### To do
Format the lines below as a JSON list of strings, one string per line, skipping blank lines. Include only the lines starting at the one that contains "Patent image size: (905, 606)." and ending at the one that contains "The temperature controlled".

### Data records
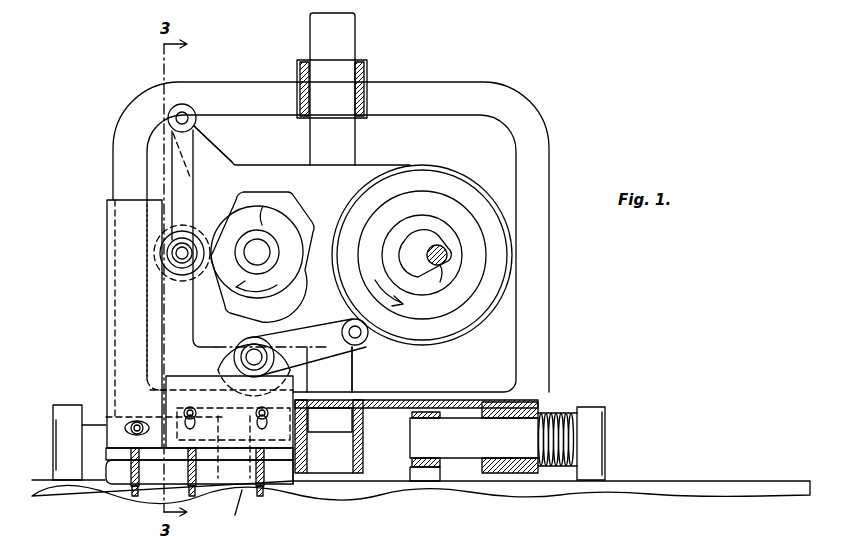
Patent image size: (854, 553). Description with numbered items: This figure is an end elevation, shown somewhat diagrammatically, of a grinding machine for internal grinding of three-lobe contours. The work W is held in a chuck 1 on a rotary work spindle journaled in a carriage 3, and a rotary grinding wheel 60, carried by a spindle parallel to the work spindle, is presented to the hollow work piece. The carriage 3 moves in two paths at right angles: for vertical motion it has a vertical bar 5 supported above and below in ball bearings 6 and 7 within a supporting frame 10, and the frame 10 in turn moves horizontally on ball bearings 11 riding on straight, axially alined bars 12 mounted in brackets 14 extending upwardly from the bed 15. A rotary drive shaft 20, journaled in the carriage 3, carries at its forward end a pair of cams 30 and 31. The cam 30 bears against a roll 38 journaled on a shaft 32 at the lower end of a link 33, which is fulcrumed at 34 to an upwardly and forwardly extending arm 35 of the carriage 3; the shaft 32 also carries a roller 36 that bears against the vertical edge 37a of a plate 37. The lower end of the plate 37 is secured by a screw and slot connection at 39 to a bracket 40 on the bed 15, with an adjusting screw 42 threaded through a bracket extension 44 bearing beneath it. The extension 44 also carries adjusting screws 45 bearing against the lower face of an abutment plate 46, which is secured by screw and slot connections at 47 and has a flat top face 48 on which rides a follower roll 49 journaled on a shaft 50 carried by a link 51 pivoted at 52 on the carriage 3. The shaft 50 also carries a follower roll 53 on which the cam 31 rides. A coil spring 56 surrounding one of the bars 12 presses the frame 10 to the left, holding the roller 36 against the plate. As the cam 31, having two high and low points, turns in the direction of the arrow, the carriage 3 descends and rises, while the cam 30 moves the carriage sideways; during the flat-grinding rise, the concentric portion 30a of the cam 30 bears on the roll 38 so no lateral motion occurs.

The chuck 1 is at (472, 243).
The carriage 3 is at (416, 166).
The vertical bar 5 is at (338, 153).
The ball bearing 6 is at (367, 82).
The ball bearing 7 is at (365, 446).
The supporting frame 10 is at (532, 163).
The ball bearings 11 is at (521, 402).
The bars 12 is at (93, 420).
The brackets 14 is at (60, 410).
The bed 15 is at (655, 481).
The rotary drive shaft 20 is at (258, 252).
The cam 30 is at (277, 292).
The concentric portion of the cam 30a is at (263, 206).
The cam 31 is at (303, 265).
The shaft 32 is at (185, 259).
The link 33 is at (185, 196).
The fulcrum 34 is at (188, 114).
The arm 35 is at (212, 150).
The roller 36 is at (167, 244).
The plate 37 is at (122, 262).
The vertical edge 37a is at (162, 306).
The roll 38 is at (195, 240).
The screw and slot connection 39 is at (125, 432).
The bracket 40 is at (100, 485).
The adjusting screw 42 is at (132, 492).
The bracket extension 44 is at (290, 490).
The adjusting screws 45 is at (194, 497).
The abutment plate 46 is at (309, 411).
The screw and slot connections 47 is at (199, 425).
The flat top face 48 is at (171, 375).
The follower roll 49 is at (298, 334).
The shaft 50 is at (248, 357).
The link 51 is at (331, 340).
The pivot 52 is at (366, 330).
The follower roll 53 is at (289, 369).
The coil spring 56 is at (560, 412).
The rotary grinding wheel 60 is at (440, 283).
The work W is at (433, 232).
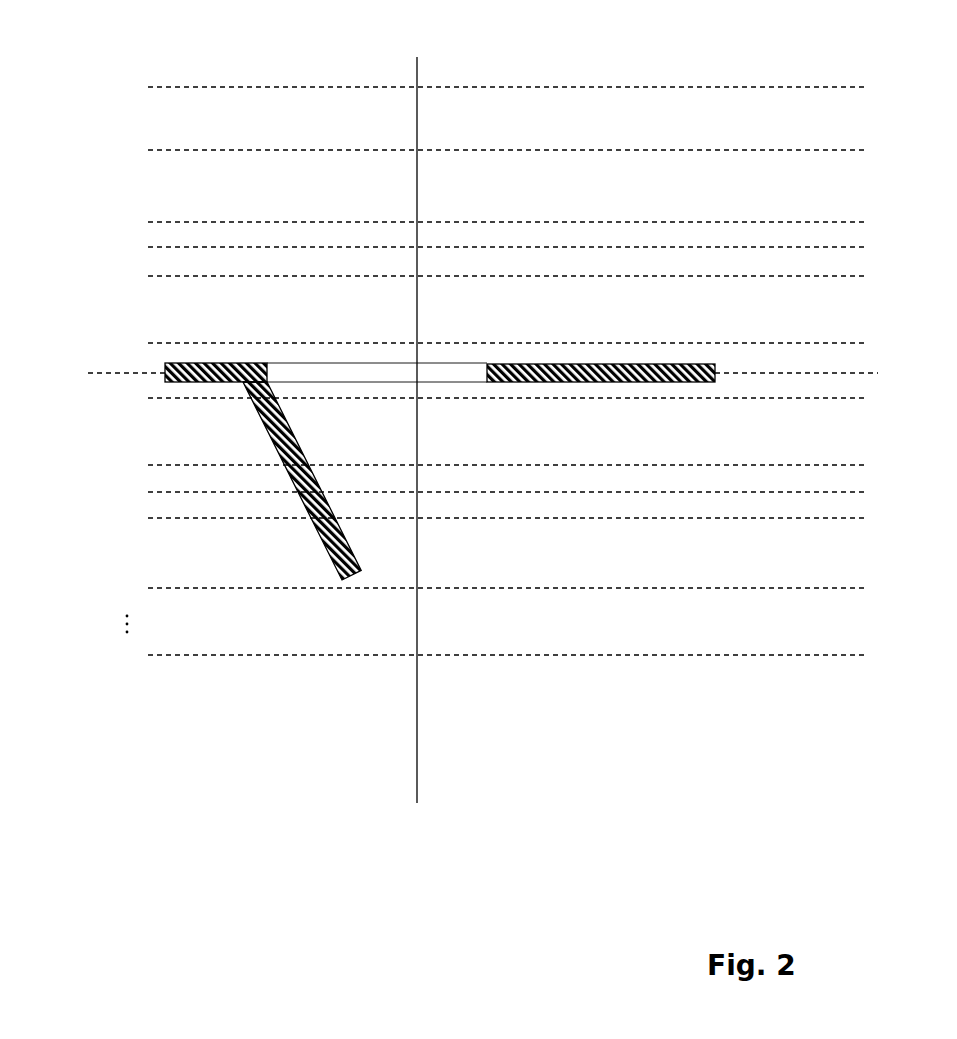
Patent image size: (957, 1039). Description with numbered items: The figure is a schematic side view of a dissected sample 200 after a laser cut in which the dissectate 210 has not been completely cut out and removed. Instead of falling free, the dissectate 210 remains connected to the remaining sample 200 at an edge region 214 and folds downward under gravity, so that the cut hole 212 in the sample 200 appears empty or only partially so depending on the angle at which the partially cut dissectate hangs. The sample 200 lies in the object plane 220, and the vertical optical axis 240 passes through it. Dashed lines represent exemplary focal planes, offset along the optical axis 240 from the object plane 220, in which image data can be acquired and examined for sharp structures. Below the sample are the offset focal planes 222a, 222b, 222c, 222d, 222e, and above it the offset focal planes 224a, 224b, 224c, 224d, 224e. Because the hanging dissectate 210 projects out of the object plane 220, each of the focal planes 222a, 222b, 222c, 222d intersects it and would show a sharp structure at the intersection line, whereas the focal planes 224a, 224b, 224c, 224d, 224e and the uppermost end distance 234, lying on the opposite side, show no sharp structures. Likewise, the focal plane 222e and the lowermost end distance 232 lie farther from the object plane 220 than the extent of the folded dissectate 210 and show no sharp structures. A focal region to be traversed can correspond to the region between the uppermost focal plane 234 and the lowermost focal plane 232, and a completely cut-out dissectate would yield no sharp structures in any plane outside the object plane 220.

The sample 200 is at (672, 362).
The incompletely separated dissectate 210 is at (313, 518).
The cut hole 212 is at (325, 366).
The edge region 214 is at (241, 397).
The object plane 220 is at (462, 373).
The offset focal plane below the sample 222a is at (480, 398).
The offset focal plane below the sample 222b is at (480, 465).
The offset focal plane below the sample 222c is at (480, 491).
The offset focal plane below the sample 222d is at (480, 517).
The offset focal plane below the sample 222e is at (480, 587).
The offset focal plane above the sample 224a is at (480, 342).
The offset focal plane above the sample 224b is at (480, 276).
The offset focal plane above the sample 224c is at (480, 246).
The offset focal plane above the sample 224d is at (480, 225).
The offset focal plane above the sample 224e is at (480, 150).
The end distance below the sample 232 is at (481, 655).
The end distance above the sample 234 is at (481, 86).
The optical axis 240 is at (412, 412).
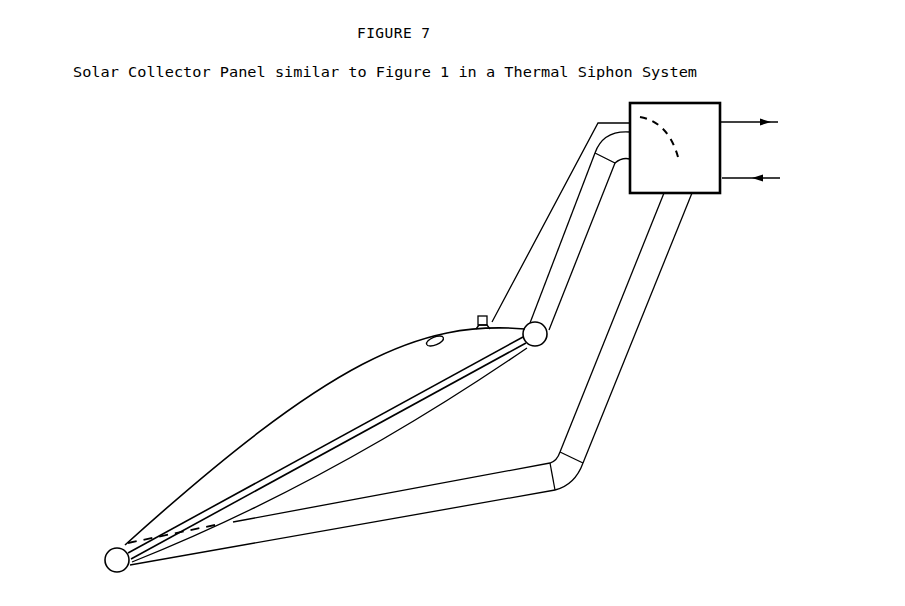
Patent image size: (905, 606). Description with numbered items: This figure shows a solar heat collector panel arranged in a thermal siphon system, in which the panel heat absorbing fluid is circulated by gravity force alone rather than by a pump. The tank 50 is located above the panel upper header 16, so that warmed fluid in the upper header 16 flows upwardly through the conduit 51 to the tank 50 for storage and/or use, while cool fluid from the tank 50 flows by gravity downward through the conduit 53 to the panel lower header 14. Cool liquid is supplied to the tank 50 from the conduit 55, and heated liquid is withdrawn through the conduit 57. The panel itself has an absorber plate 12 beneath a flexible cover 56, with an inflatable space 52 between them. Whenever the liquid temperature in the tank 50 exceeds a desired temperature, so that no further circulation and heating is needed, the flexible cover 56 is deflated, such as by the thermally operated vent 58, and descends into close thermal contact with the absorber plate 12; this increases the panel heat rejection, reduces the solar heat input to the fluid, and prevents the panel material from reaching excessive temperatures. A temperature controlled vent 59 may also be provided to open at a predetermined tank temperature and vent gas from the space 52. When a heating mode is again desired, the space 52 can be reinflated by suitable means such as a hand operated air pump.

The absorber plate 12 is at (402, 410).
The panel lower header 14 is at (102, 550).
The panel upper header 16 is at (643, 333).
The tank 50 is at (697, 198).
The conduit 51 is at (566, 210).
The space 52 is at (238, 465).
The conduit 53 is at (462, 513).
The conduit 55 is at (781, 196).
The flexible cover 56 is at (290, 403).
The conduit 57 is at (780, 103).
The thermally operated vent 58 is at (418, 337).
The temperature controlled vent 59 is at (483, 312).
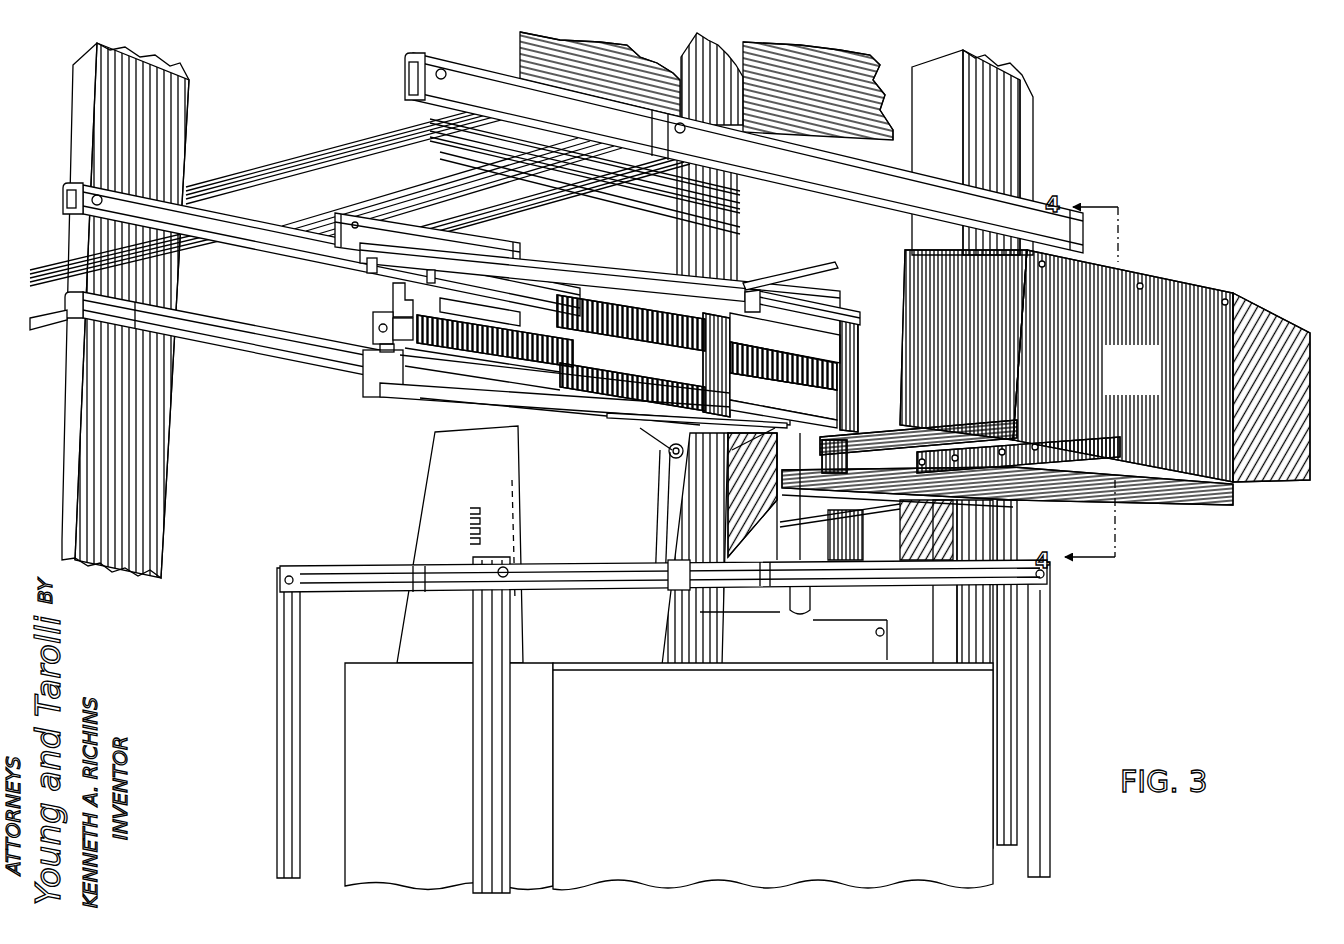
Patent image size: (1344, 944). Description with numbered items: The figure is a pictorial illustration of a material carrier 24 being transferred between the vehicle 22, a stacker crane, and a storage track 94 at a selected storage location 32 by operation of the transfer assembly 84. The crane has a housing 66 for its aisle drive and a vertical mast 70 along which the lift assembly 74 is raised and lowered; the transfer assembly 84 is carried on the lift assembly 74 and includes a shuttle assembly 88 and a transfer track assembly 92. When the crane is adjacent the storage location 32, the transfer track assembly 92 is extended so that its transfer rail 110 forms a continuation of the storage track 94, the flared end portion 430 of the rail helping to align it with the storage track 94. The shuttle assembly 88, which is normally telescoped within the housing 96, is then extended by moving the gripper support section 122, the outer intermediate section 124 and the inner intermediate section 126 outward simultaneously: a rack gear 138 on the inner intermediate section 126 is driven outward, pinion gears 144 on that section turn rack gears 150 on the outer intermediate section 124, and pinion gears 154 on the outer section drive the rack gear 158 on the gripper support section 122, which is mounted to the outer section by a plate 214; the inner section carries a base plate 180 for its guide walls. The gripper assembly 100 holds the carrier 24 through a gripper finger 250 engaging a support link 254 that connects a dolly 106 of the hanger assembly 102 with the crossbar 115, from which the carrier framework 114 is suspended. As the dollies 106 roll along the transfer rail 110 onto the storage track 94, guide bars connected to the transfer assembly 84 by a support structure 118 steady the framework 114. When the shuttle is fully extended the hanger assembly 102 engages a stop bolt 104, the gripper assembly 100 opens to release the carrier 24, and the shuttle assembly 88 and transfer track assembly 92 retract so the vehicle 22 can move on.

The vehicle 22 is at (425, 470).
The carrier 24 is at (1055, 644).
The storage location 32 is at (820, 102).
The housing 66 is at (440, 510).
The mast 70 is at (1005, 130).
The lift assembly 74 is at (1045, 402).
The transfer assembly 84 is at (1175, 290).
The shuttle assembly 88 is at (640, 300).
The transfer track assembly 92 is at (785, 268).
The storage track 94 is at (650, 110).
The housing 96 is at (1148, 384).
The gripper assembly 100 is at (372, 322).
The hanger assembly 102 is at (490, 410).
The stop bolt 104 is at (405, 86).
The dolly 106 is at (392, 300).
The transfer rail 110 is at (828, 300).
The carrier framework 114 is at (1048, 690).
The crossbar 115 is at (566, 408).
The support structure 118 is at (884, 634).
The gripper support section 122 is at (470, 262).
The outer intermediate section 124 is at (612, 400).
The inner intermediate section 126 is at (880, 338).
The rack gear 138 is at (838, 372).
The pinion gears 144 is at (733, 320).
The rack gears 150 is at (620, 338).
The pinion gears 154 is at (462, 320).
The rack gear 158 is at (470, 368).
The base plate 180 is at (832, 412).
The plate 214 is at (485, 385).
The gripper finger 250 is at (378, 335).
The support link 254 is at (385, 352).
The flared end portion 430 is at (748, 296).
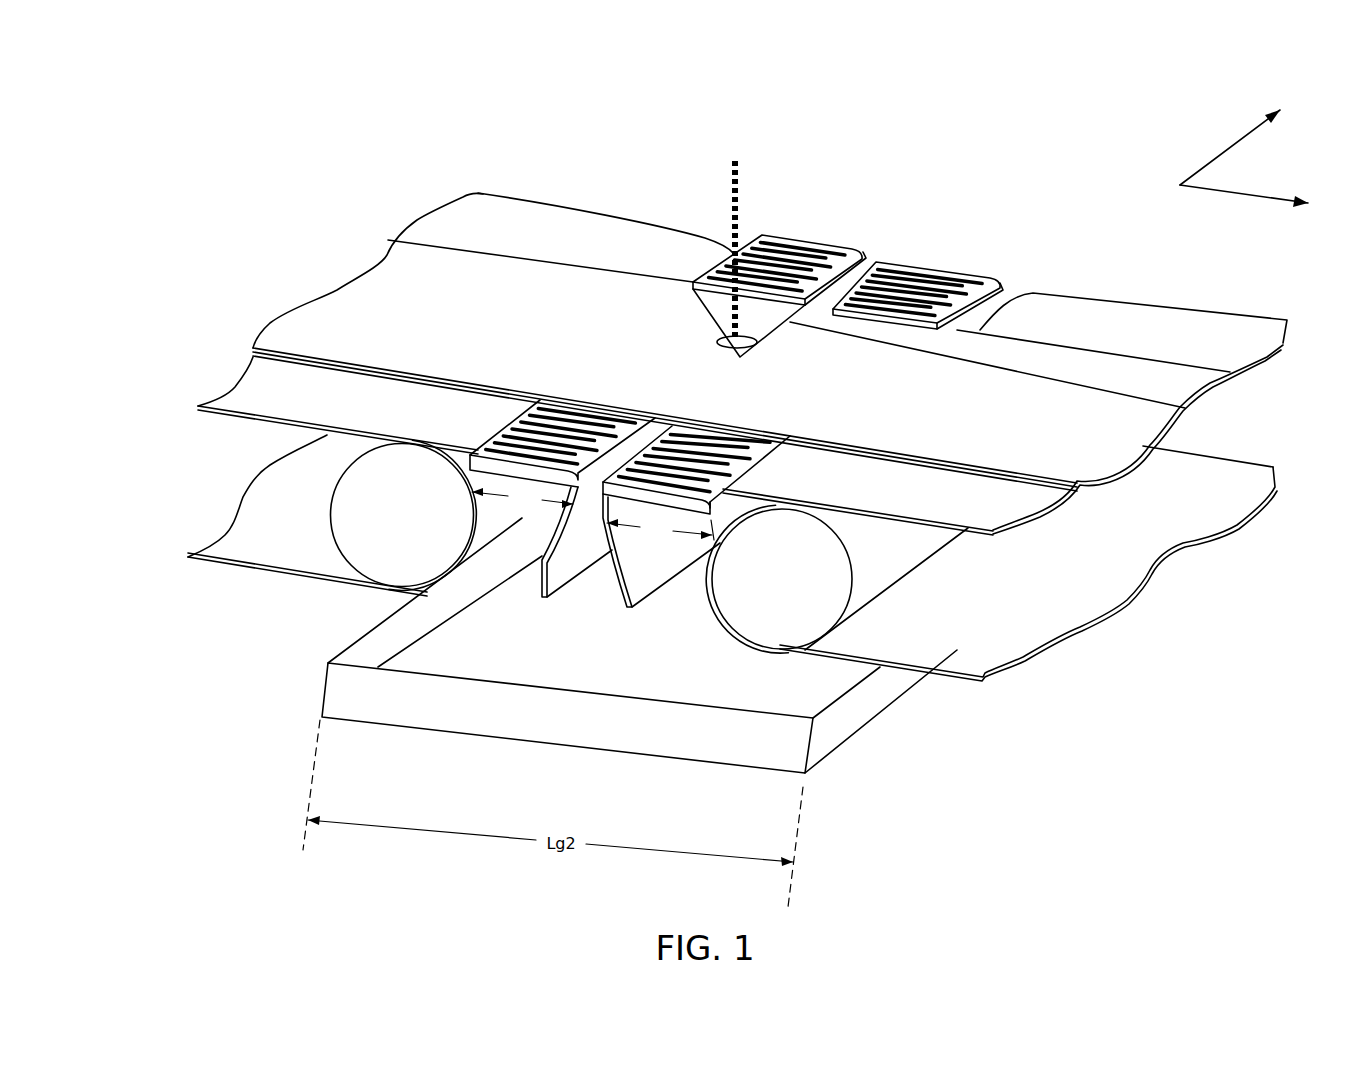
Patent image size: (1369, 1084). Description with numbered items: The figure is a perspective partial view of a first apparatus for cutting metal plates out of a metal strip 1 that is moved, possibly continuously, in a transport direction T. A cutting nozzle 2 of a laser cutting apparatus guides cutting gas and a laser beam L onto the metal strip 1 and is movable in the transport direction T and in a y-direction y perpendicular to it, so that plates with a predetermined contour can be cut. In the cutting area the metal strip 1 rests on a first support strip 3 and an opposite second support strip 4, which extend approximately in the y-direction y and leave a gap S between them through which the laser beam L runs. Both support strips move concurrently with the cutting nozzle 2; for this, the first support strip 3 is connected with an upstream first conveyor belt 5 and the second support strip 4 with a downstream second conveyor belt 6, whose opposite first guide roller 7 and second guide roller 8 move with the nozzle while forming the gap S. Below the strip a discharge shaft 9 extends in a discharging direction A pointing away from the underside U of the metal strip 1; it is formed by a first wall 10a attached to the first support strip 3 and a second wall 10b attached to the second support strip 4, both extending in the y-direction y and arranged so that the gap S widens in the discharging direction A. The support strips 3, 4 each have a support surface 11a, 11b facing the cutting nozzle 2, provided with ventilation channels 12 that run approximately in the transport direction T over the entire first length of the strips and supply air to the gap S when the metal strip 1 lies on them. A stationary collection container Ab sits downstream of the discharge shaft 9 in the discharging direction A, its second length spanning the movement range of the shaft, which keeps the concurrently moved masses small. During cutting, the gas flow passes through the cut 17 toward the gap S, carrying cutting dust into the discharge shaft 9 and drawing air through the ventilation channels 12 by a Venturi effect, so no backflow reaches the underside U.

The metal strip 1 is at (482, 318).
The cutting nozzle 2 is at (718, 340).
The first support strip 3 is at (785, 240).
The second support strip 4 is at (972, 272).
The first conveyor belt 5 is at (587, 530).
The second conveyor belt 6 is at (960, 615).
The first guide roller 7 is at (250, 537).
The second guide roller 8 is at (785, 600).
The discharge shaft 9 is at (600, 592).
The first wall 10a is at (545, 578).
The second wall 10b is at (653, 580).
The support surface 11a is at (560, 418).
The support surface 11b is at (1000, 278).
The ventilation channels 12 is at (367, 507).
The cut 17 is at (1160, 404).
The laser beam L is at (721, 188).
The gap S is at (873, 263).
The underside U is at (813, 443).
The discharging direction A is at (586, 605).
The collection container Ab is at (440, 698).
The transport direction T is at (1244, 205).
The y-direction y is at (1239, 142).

### Output
[
  "Patent image size: (905, 606). Description with numbered items: This figure shows a solar heat collector panel arranged in a thermal siphon system, in which the panel heat absorbing fluid is circulated by gravity force alone rather than by a pump. The tank 50 is located above the panel upper header 16, so that warmed fluid in the upper header 16 flows upwardly through the conduit 51 to the tank 50 for storage and/or use, while cool fluid from the tank 50 flows by gravity downward through the conduit 53 to the panel lower header 14. Cool liquid is supplied to the tank 50 from the conduit 55, and heated liquid is withdrawn through the conduit 57. The panel itself has an absorber plate 12 beneath a flexible cover 56, with an inflatable space 52 between them. Whenever the liquid temperature in the tank 50 exceeds a desired temperature, so that no further circulation and heating is needed, the flexible cover 56 is deflated, such as by the thermally operated vent 58, and descends into close thermal contact with the absorber plate 12; this increases the panel heat rejection, reduces the solar heat input to the fluid, and prevents the panel material from reaching excessive temperatures. A temperature controlled vent 59 may also be provided to open at a predetermined tank temperature and vent gas from the space 52. When a heating mode is again desired, the space 52 can be reinflated by suitable means such as a hand operated air pump.",
  "The absorber plate 12 is at (402, 410).",
  "The panel lower header 14 is at (102, 550).",
  "The panel upper header 16 is at (643, 333).",
  "The tank 50 is at (697, 198).",
  "The conduit 51 is at (566, 210).",
  "The space 52 is at (238, 465).",
  "The conduit 53 is at (462, 513).",
  "The conduit 55 is at (781, 196).",
  "The flexible cover 56 is at (290, 403).",
  "The conduit 57 is at (780, 103).",
  "The thermally operated vent 58 is at (418, 337).",
  "The temperature controlled vent 59 is at (483, 312)."
]